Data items
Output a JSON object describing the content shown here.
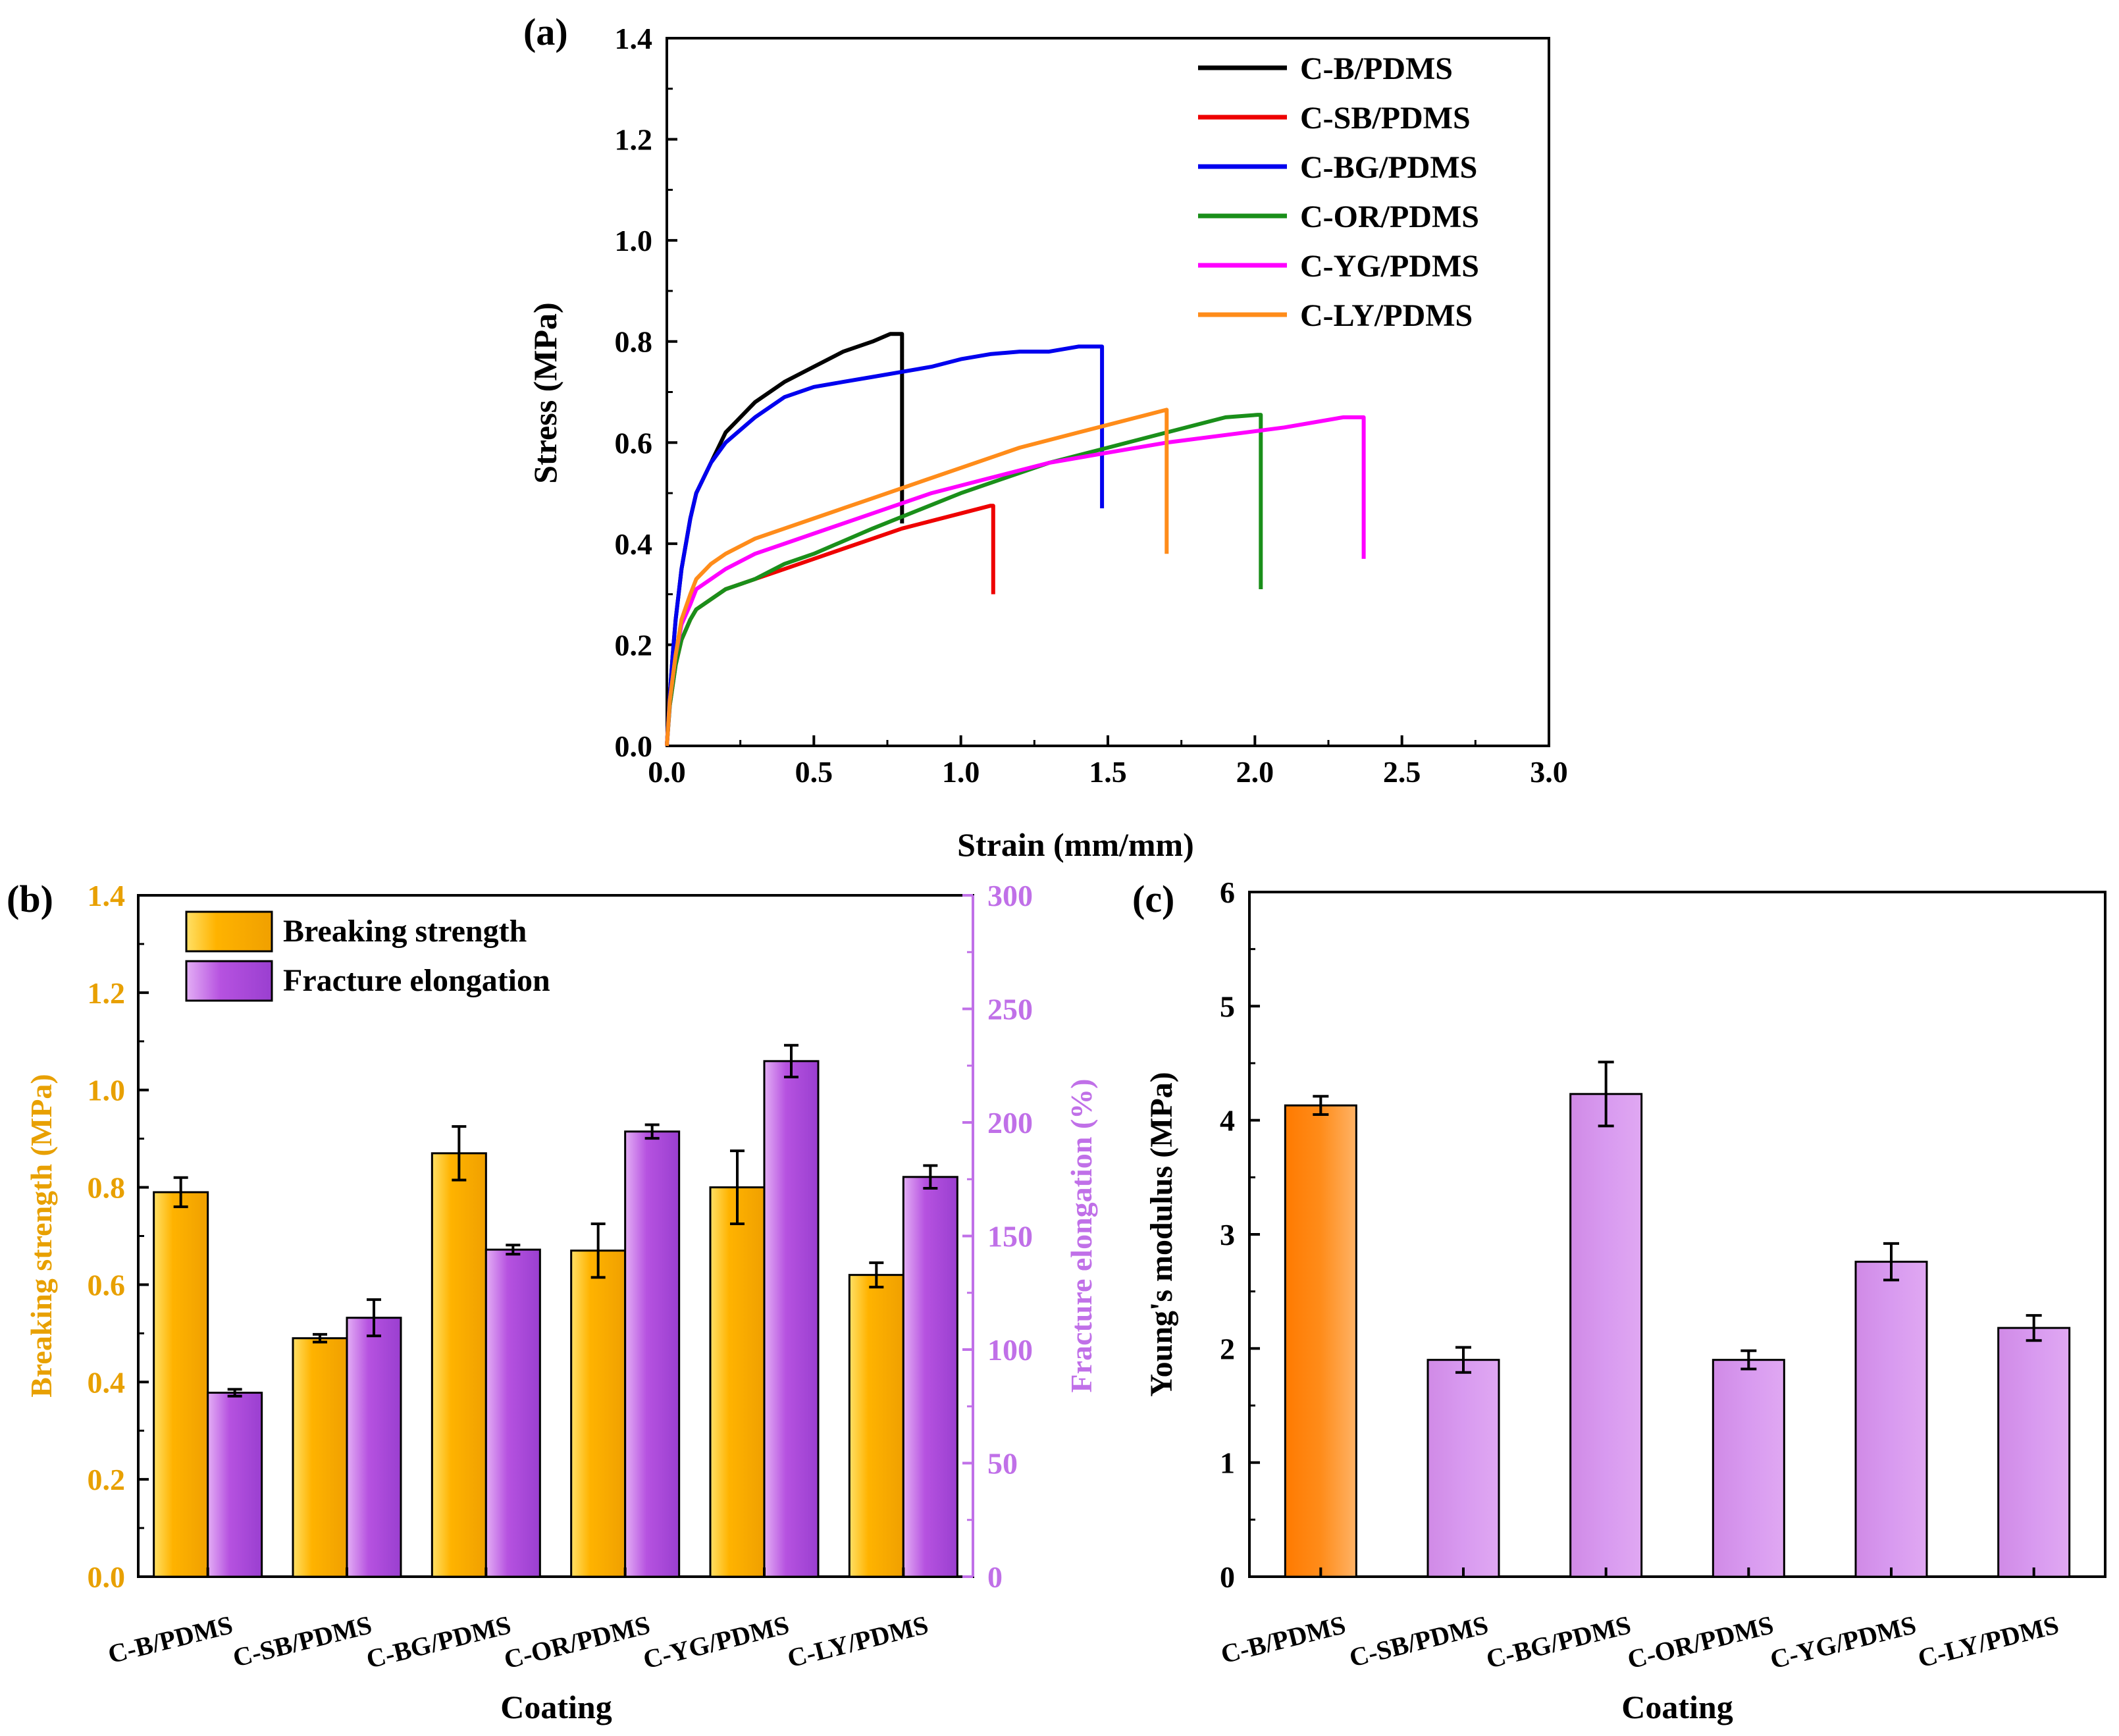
{
  "chart_data": [
    {
      "panel": "(a)",
      "type": "line",
      "xlabel": "Strain (mm/mm)",
      "ylabel": "Stress (MPa)",
      "xlim": [
        0,
        3.0
      ],
      "ylim": [
        0,
        1.4
      ],
      "xticks": [
        "0.0",
        "0.5",
        "1.0",
        "1.5",
        "2.0",
        "2.5",
        "3.0"
      ],
      "yticks": [
        "0.0",
        "0.2",
        "0.4",
        "0.6",
        "0.8",
        "1.0",
        "1.2",
        "1.4"
      ],
      "legend_position": "top-right",
      "series": [
        {
          "name": "C-B/PDMS",
          "color": "#000000",
          "points": [
            [
              0,
              0
            ],
            [
              0.01,
              0.1
            ],
            [
              0.02,
              0.18
            ],
            [
              0.03,
              0.25
            ],
            [
              0.05,
              0.35
            ],
            [
              0.08,
              0.45
            ],
            [
              0.1,
              0.5
            ],
            [
              0.15,
              0.56
            ],
            [
              0.2,
              0.62
            ],
            [
              0.25,
              0.65
            ],
            [
              0.3,
              0.68
            ],
            [
              0.4,
              0.72
            ],
            [
              0.5,
              0.75
            ],
            [
              0.6,
              0.78
            ],
            [
              0.7,
              0.8
            ],
            [
              0.76,
              0.815
            ],
            [
              0.8,
              0.815
            ],
            [
              0.8,
              0.44
            ]
          ]
        },
        {
          "name": "C-SB/PDMS",
          "color": "#ee0000",
          "points": [
            [
              0,
              0
            ],
            [
              0.01,
              0.08
            ],
            [
              0.03,
              0.16
            ],
            [
              0.05,
              0.21
            ],
            [
              0.08,
              0.25
            ],
            [
              0.1,
              0.27
            ],
            [
              0.2,
              0.31
            ],
            [
              0.3,
              0.33
            ],
            [
              0.4,
              0.35
            ],
            [
              0.5,
              0.37
            ],
            [
              0.6,
              0.39
            ],
            [
              0.7,
              0.41
            ],
            [
              0.8,
              0.43
            ],
            [
              0.9,
              0.445
            ],
            [
              1.0,
              0.46
            ],
            [
              1.1,
              0.475
            ],
            [
              1.11,
              0.475
            ],
            [
              1.11,
              0.3
            ]
          ]
        },
        {
          "name": "C-BG/PDMS",
          "color": "#0000ee",
          "points": [
            [
              0,
              0
            ],
            [
              0.01,
              0.1
            ],
            [
              0.02,
              0.18
            ],
            [
              0.03,
              0.25
            ],
            [
              0.05,
              0.35
            ],
            [
              0.08,
              0.45
            ],
            [
              0.1,
              0.5
            ],
            [
              0.15,
              0.56
            ],
            [
              0.2,
              0.6
            ],
            [
              0.3,
              0.65
            ],
            [
              0.4,
              0.69
            ],
            [
              0.5,
              0.71
            ],
            [
              0.6,
              0.72
            ],
            [
              0.7,
              0.73
            ],
            [
              0.8,
              0.74
            ],
            [
              0.9,
              0.75
            ],
            [
              1.0,
              0.765
            ],
            [
              1.1,
              0.775
            ],
            [
              1.2,
              0.78
            ],
            [
              1.3,
              0.78
            ],
            [
              1.4,
              0.79
            ],
            [
              1.48,
              0.79
            ],
            [
              1.48,
              0.47
            ]
          ]
        },
        {
          "name": "C-OR/PDMS",
          "color": "#1a8f1a",
          "points": [
            [
              0,
              0
            ],
            [
              0.01,
              0.08
            ],
            [
              0.03,
              0.16
            ],
            [
              0.05,
              0.21
            ],
            [
              0.08,
              0.25
            ],
            [
              0.1,
              0.27
            ],
            [
              0.2,
              0.31
            ],
            [
              0.3,
              0.33
            ],
            [
              0.4,
              0.36
            ],
            [
              0.5,
              0.38
            ],
            [
              0.7,
              0.43
            ],
            [
              1.0,
              0.5
            ],
            [
              1.3,
              0.56
            ],
            [
              1.5,
              0.59
            ],
            [
              1.7,
              0.62
            ],
            [
              1.8,
              0.635
            ],
            [
              1.9,
              0.65
            ],
            [
              2.01,
              0.655
            ],
            [
              2.02,
              0.655
            ],
            [
              2.02,
              0.31
            ]
          ]
        },
        {
          "name": "C-YG/PDMS",
          "color": "#ff00ff",
          "points": [
            [
              0,
              0
            ],
            [
              0.01,
              0.09
            ],
            [
              0.03,
              0.18
            ],
            [
              0.05,
              0.24
            ],
            [
              0.08,
              0.28
            ],
            [
              0.1,
              0.31
            ],
            [
              0.2,
              0.35
            ],
            [
              0.3,
              0.38
            ],
            [
              0.4,
              0.4
            ],
            [
              0.5,
              0.42
            ],
            [
              0.7,
              0.46
            ],
            [
              0.9,
              0.5
            ],
            [
              1.1,
              0.53
            ],
            [
              1.3,
              0.56
            ],
            [
              1.5,
              0.58
            ],
            [
              1.7,
              0.6
            ],
            [
              1.9,
              0.615
            ],
            [
              2.1,
              0.63
            ],
            [
              2.3,
              0.65
            ],
            [
              2.37,
              0.65
            ],
            [
              2.37,
              0.37
            ]
          ]
        },
        {
          "name": "C-LY/PDMS",
          "color": "#ff8c1a",
          "points": [
            [
              0,
              0
            ],
            [
              0.01,
              0.09
            ],
            [
              0.03,
              0.18
            ],
            [
              0.05,
              0.25
            ],
            [
              0.08,
              0.3
            ],
            [
              0.1,
              0.33
            ],
            [
              0.15,
              0.36
            ],
            [
              0.2,
              0.38
            ],
            [
              0.3,
              0.41
            ],
            [
              0.4,
              0.43
            ],
            [
              0.5,
              0.45
            ],
            [
              0.6,
              0.47
            ],
            [
              0.7,
              0.49
            ],
            [
              0.8,
              0.51
            ],
            [
              1.0,
              0.55
            ],
            [
              1.2,
              0.59
            ],
            [
              1.4,
              0.62
            ],
            [
              1.6,
              0.65
            ],
            [
              1.7,
              0.665
            ],
            [
              1.7,
              0.38
            ]
          ]
        }
      ]
    },
    {
      "panel": "(b)",
      "type": "bar",
      "categories": [
        "C-B/PDMS",
        "C-SB/PDMS",
        "C-BG/PDMS",
        "C-OR/PDMS",
        "C-YG/PDMS",
        "C-LY/PDMS"
      ],
      "xlabel": "Coating",
      "ylabel": "Breaking strength (MPa)",
      "ylabel_right": "Fracture elongation (%)",
      "ylim": [
        0,
        1.4
      ],
      "ylim_right": [
        0,
        300
      ],
      "yticks": [
        "0.0",
        "0.2",
        "0.4",
        "0.6",
        "0.8",
        "1.0",
        "1.2",
        "1.4"
      ],
      "yticks_right": [
        "0",
        "50",
        "100",
        "150",
        "200",
        "250",
        "300"
      ],
      "legend_position": "top-left",
      "series": [
        {
          "name": "Breaking strength",
          "axis": "left",
          "color": "#ffb300",
          "values": [
            0.79,
            0.49,
            0.87,
            0.67,
            0.8,
            0.62
          ],
          "errors": [
            0.03,
            0.008,
            0.055,
            0.055,
            0.075,
            0.025
          ]
        },
        {
          "name": "Fracture elongation",
          "axis": "right",
          "color": "#b652e0",
          "values": [
            81,
            114,
            144,
            196,
            227,
            176
          ],
          "errors": [
            1.5,
            8,
            2,
            3,
            7,
            5
          ]
        }
      ]
    },
    {
      "panel": "(c)",
      "type": "bar",
      "categories": [
        "C-B/PDMS",
        "C-SB/PDMS",
        "C-BG/PDMS",
        "C-OR/PDMS",
        "C-YG/PDMS",
        "C-LY/PDMS"
      ],
      "xlabel": "Coating",
      "ylabel": "Young's modulus (MPa)",
      "ylim": [
        0,
        6
      ],
      "yticks": [
        "0",
        "1",
        "2",
        "3",
        "4",
        "5",
        "6"
      ],
      "values": [
        4.13,
        1.9,
        4.23,
        1.9,
        2.76,
        2.18
      ],
      "errors": [
        0.08,
        0.11,
        0.28,
        0.08,
        0.16,
        0.11
      ],
      "colors": [
        "#ff8c00",
        "#d48be8",
        "#d48be8",
        "#d48be8",
        "#d48be8",
        "#d48be8"
      ]
    }
  ]
}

STATED PROBLEM ::
Gather each line of the listing that holds the string "strength".

REPLY ::
      "ylabel": "Breaking strength (MPa)",
          "name": "Breaking strength",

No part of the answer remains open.